GIVEN RECORDS ▸
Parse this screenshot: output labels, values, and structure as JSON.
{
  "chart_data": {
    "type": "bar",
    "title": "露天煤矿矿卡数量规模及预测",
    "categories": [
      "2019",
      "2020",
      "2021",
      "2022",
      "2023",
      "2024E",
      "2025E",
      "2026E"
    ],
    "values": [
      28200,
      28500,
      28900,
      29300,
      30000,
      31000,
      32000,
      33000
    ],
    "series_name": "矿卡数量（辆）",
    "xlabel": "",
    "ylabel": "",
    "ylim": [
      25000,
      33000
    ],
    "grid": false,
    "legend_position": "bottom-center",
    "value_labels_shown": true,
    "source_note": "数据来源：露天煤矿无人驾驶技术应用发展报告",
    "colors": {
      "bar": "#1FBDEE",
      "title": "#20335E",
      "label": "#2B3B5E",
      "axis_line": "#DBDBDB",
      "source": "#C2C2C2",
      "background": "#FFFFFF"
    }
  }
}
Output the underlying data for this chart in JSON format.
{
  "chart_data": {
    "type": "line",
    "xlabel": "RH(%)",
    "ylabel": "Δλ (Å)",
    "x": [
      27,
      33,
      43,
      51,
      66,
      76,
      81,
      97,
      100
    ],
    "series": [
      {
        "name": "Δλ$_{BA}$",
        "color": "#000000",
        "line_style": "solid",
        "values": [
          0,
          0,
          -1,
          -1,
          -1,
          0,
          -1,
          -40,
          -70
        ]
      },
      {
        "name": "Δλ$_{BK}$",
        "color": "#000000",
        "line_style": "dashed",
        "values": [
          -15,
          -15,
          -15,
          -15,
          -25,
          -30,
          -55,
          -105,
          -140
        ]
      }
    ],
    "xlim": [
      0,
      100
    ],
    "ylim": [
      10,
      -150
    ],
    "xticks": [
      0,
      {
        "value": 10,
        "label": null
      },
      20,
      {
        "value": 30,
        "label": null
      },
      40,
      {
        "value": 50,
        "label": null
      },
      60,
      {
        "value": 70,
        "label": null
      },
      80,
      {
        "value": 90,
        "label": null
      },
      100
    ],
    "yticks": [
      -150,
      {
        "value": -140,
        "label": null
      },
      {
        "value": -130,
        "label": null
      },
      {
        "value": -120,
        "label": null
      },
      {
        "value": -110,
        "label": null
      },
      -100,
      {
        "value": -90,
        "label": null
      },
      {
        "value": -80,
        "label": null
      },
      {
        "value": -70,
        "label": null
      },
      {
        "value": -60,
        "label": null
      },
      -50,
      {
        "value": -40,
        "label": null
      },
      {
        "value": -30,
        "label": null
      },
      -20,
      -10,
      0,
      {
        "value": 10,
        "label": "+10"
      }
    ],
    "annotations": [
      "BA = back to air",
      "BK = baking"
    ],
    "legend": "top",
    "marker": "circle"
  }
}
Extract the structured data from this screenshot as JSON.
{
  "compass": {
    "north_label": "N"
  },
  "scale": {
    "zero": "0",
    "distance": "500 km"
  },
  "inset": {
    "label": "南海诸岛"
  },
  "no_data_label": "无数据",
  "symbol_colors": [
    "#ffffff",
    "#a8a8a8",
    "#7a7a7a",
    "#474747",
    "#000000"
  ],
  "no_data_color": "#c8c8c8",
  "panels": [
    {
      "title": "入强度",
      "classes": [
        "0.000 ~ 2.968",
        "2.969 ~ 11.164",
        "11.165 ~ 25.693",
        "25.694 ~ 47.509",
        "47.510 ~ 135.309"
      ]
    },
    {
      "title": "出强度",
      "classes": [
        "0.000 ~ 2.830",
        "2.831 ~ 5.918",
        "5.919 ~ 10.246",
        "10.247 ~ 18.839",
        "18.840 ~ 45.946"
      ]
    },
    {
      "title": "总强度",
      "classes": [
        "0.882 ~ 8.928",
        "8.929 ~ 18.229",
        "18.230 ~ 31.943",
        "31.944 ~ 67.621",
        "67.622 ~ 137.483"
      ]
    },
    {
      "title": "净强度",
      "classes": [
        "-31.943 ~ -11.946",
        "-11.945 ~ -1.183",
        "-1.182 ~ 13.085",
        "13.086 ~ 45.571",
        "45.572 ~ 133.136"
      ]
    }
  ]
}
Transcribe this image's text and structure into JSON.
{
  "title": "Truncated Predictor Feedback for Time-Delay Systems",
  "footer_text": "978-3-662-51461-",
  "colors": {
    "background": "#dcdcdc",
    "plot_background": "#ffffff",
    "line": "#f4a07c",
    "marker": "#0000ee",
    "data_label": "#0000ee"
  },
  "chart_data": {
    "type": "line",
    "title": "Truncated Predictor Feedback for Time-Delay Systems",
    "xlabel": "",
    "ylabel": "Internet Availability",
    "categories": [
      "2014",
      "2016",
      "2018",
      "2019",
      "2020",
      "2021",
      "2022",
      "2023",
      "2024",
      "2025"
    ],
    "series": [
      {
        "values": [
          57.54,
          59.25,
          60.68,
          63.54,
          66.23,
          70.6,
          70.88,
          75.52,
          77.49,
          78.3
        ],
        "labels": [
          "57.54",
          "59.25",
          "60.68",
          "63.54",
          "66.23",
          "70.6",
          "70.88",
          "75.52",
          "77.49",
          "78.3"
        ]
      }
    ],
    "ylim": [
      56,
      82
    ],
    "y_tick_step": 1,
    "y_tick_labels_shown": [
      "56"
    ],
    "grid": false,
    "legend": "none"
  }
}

AIM OF THE TASK ▸
Print the material once more, exactly.

TASK ANSWER ▸
Parse this screenshot: output labels, values, and structure as JSON.
{
  "chart_data": {
    "type": "bar",
    "title": "露天煤矿矿卡数量规模及预测",
    "categories": [
      "2019",
      "2020",
      "2021",
      "2022",
      "2023",
      "2024E",
      "2025E",
      "2026E"
    ],
    "values": [
      28200,
      28500,
      28900,
      29300,
      30000,
      31000,
      32000,
      33000
    ],
    "series_name": "矿卡数量（辆）",
    "xlabel": "",
    "ylabel": "",
    "ylim": [
      25000,
      33000
    ],
    "grid": false,
    "legend_position": "bottom-center",
    "value_labels_shown": true,
    "source_note": "数据来源：露天煤矿无人驾驶技术应用发展报告",
    "colors": {
      "bar": "#1FBDEE",
      "title": "#20335E",
      "label": "#2B3B5E",
      "axis_line": "#DBDBDB",
      "source": "#C2C2C2",
      "background": "#FFFFFF"
    }
  }
}
Output the underlying data for this chart in JSON format.
{
  "chart_data": {
    "type": "line",
    "xlabel": "RH(%)",
    "ylabel": "Δλ (Å)",
    "x": [
      27,
      33,
      43,
      51,
      66,
      76,
      81,
      97,
      100
    ],
    "series": [
      {
        "name": "Δλ$_{BA}$",
        "color": "#000000",
        "line_style": "solid",
        "values": [
          0,
          0,
          -1,
          -1,
          -1,
          0,
          -1,
          -40,
          -70
        ]
      },
      {
        "name": "Δλ$_{BK}$",
        "color": "#000000",
        "line_style": "dashed",
        "values": [
          -15,
          -15,
          -15,
          -15,
          -25,
          -30,
          -55,
          -105,
          -140
        ]
      }
    ],
    "xlim": [
      0,
      100
    ],
    "ylim": [
      10,
      -150
    ],
    "xticks": [
      0,
      {
        "value": 10,
        "label": null
      },
      20,
      {
        "value": 30,
        "label": null
      },
      40,
      {
        "value": 50,
        "label": null
      },
      60,
      {
        "value": 70,
        "label": null
      },
      80,
      {
        "value": 90,
        "label": null
      },
      100
    ],
    "yticks": [
      -150,
      {
        "value": -140,
        "label": null
      },
      {
        "value": -130,
        "label": null
      },
      {
        "value": -120,
        "label": null
      },
      {
        "value": -110,
        "label": null
      },
      -100,
      {
        "value": -90,
        "label": null
      },
      {
        "value": -80,
        "label": null
      },
      {
        "value": -70,
        "label": null
      },
      {
        "value": -60,
        "label": null
      },
      -50,
      {
        "value": -40,
        "label": null
      },
      {
        "value": -30,
        "label": null
      },
      -20,
      -10,
      0,
      {
        "value": 10,
        "label": "+10"
      }
    ],
    "annotations": [
      "BA = back to air",
      "BK = baking"
    ],
    "legend": "top",
    "marker": "circle"
  }
}
Extract the structured data from this screenshot as JSON.
{
  "compass": {
    "north_label": "N"
  },
  "scale": {
    "zero": "0",
    "distance": "500 km"
  },
  "inset": {
    "label": "南海诸岛"
  },
  "no_data_label": "无数据",
  "symbol_colors": [
    "#ffffff",
    "#a8a8a8",
    "#7a7a7a",
    "#474747",
    "#000000"
  ],
  "no_data_color": "#c8c8c8",
  "panels": [
    {
      "title": "入强度",
      "classes": [
        "0.000 ~ 2.968",
        "2.969 ~ 11.164",
        "11.165 ~ 25.693",
        "25.694 ~ 47.509",
        "47.510 ~ 135.309"
      ]
    },
    {
      "title": "出强度",
      "classes": [
        "0.000 ~ 2.830",
        "2.831 ~ 5.918",
        "5.919 ~ 10.246",
        "10.247 ~ 18.839",
        "18.840 ~ 45.946"
      ]
    },
    {
      "title": "总强度",
      "classes": [
        "0.882 ~ 8.928",
        "8.929 ~ 18.229",
        "18.230 ~ 31.943",
        "31.944 ~ 67.621",
        "67.622 ~ 137.483"
      ]
    },
    {
      "title": "净强度",
      "classes": [
        "-31.943 ~ -11.946",
        "-11.945 ~ -1.183",
        "-1.182 ~ 13.085",
        "13.086 ~ 45.571",
        "45.572 ~ 133.136"
      ]
    }
  ]
}
Transcribe this image's text and structure into JSON.
{
  "title": "Truncated Predictor Feedback for Time-Delay Systems",
  "footer_text": "978-3-662-51461-",
  "colors": {
    "background": "#dcdcdc",
    "plot_background": "#ffffff",
    "line": "#f4a07c",
    "marker": "#0000ee",
    "data_label": "#0000ee"
  },
  "chart_data": {
    "type": "line",
    "title": "Truncated Predictor Feedback for Time-Delay Systems",
    "xlabel": "",
    "ylabel": "Internet Availability",
    "categories": [
      "2014",
      "2016",
      "2018",
      "2019",
      "2020",
      "2021",
      "2022",
      "2023",
      "2024",
      "2025"
    ],
    "series": [
      {
        "values": [
          57.54,
          59.25,
          60.68,
          63.54,
          66.23,
          70.6,
          70.88,
          75.52,
          77.49,
          78.3
        ],
        "labels": [
          "57.54",
          "59.25",
          "60.68",
          "63.54",
          "66.23",
          "70.6",
          "70.88",
          "75.52",
          "77.49",
          "78.3"
        ]
      }
    ],
    "ylim": [
      56,
      82
    ],
    "y_tick_step": 1,
    "y_tick_labels_shown": [
      "56"
    ],
    "grid": false,
    "legend": "none"
  }
}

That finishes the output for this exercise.